• Exercise directions:
Pull out all lines from the listing below in which the word "this" appears.

===== Stored records =====

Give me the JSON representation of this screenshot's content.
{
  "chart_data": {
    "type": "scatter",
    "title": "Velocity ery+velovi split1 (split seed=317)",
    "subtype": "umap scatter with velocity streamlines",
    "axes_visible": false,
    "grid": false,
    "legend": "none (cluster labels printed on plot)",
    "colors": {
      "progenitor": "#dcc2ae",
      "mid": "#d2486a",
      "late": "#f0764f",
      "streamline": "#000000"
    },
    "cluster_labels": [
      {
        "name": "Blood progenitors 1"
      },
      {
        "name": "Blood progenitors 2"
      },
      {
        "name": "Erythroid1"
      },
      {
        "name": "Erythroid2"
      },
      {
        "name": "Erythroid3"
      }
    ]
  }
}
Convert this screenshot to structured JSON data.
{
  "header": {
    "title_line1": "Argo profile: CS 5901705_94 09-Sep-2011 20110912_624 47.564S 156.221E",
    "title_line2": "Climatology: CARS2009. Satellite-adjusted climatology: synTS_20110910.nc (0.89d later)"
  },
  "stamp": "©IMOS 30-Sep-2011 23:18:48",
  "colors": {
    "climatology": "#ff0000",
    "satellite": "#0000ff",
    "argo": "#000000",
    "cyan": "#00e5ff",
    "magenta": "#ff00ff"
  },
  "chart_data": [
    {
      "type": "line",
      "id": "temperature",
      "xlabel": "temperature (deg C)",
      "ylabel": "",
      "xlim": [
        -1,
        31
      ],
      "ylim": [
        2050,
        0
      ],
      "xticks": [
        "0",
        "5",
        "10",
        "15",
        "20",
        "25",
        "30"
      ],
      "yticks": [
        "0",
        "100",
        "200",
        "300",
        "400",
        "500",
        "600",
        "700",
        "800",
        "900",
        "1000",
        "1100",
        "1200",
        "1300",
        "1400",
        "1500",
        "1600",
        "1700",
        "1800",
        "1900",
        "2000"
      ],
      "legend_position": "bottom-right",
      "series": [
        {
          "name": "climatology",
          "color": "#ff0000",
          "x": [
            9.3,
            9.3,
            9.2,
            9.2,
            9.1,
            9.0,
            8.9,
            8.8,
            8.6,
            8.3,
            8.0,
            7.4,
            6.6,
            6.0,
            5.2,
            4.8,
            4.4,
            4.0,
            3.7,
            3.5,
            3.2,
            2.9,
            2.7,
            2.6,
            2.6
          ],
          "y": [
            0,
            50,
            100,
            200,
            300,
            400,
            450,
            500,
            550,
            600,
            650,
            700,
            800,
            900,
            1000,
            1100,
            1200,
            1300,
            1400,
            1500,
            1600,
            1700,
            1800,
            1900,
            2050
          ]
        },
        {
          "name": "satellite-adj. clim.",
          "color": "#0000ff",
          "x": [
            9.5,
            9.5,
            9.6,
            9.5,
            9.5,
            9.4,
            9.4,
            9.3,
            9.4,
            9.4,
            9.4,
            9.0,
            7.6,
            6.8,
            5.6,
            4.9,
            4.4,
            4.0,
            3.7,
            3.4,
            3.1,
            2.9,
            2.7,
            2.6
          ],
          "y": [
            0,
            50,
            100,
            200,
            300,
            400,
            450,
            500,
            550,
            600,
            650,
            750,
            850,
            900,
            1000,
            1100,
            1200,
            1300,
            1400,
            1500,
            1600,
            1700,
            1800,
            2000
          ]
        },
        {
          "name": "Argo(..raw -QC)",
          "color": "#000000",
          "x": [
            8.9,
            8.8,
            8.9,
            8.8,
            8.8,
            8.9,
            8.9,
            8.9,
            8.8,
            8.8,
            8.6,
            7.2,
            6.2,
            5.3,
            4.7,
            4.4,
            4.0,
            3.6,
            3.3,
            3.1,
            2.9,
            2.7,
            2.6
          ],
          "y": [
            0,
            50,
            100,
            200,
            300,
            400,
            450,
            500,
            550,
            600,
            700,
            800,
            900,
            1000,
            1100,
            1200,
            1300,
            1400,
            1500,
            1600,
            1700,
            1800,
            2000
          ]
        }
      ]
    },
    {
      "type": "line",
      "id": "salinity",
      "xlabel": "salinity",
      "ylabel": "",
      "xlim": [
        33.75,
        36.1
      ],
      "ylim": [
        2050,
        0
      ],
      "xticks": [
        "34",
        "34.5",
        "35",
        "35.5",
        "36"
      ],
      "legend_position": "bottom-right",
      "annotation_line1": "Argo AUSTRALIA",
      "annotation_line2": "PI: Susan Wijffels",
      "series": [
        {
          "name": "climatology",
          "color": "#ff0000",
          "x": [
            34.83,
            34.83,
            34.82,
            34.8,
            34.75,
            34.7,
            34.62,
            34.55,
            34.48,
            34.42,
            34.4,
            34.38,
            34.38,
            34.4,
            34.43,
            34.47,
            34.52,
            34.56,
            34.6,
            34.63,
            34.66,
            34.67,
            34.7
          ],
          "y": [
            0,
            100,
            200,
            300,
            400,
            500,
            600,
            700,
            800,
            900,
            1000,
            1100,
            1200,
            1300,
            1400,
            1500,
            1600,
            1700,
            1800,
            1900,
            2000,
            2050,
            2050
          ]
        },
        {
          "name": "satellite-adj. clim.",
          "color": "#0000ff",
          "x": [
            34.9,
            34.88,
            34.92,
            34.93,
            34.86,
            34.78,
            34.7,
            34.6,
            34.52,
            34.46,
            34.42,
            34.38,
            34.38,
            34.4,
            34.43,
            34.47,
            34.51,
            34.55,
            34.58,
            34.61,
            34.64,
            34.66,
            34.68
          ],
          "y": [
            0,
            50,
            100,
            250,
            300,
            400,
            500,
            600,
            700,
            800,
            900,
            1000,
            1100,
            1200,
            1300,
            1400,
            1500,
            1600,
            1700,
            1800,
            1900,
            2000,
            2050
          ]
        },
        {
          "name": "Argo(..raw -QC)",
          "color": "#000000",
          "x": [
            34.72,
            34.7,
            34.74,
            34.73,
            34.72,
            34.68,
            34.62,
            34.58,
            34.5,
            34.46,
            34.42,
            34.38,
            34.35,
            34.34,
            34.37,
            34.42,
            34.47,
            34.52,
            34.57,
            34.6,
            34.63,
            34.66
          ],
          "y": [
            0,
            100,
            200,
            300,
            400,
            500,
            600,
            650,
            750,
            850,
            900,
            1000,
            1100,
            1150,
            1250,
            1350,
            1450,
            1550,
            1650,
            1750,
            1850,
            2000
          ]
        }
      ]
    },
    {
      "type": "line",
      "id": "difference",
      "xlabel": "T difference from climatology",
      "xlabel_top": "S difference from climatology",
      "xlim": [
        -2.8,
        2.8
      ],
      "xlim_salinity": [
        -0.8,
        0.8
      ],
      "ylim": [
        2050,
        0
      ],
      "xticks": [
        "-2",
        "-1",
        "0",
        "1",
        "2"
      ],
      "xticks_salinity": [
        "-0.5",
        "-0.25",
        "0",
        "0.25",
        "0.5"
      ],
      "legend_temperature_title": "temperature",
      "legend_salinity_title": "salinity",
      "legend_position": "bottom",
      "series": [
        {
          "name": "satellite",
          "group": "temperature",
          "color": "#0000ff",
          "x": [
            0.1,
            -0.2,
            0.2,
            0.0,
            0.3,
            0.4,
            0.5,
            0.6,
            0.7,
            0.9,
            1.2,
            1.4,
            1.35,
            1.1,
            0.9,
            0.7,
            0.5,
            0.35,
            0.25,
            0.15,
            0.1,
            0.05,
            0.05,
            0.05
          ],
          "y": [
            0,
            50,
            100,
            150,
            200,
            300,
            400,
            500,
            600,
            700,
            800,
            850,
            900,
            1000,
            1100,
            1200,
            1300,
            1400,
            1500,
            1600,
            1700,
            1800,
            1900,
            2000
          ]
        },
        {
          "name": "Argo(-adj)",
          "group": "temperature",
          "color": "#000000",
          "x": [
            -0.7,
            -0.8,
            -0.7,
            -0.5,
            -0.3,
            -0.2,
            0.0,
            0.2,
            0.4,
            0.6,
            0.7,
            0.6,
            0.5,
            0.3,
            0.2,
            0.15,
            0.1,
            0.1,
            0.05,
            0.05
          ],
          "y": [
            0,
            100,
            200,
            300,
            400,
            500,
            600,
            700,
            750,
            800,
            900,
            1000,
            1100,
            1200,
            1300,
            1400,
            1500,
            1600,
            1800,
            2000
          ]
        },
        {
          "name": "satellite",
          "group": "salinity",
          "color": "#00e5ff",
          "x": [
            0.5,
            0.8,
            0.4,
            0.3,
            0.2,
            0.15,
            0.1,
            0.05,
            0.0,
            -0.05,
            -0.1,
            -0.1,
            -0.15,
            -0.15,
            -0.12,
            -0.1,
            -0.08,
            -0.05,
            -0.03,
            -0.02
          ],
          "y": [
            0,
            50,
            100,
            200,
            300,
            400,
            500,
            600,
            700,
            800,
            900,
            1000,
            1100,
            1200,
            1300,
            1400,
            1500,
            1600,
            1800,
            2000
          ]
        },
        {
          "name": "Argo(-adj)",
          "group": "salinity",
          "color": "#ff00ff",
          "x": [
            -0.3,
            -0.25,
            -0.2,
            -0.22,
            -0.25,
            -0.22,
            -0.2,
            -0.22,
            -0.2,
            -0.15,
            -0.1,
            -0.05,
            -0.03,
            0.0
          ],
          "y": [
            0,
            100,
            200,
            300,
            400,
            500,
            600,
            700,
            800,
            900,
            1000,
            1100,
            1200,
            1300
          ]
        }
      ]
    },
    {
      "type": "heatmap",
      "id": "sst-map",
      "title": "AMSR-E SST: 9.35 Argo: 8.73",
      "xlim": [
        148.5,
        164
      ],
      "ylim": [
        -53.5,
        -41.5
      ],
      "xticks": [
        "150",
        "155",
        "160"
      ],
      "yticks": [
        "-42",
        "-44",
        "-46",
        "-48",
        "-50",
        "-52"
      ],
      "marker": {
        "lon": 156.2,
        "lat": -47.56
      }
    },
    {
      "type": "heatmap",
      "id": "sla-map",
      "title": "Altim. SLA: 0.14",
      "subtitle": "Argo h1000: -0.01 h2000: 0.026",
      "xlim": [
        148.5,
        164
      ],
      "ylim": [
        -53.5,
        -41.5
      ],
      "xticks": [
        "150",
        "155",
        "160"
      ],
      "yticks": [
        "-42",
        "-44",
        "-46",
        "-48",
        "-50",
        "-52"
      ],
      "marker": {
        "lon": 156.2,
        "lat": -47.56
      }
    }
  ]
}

=====

• Expected answer:
Give me the JSON representation of this screenshot's content.
Convert this screenshot to structured JSON data.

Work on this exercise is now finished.